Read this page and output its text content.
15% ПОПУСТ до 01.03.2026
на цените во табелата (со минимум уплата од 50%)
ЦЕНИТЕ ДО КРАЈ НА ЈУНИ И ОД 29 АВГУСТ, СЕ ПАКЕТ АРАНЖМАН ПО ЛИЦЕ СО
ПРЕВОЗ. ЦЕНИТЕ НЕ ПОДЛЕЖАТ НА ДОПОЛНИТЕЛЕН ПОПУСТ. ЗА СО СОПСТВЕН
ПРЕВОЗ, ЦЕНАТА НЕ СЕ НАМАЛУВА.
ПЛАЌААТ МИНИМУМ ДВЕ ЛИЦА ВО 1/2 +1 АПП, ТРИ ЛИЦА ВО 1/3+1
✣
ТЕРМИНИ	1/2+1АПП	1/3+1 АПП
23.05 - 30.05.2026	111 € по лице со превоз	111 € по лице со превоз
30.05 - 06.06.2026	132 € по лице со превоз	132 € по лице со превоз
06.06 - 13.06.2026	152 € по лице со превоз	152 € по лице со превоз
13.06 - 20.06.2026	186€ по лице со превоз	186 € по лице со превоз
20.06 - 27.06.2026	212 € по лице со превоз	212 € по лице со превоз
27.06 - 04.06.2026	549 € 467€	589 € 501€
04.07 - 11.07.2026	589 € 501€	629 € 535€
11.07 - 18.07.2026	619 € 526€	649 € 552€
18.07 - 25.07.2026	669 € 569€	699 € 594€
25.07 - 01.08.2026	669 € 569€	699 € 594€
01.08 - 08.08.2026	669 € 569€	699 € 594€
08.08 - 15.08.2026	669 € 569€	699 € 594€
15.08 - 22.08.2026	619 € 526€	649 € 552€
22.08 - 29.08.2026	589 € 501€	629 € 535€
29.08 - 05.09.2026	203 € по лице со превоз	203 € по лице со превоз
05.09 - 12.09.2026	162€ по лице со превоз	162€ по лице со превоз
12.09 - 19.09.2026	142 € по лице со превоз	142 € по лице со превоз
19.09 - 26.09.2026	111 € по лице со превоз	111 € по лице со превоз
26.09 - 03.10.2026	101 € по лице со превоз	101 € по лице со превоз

THE TASK » Go through the material and select each line with the string "ПОПУСТ" in it.

WRITTEN ANSWER »
15% ПОПУСТ до 01.03.2026
ПРЕВОЗ. ЦЕНИТЕ НЕ ПОДЛЕЖАТ НА ДОПОЛНИТЕЛЕН ПОПУСТ. ЗА СО СОПСТВЕН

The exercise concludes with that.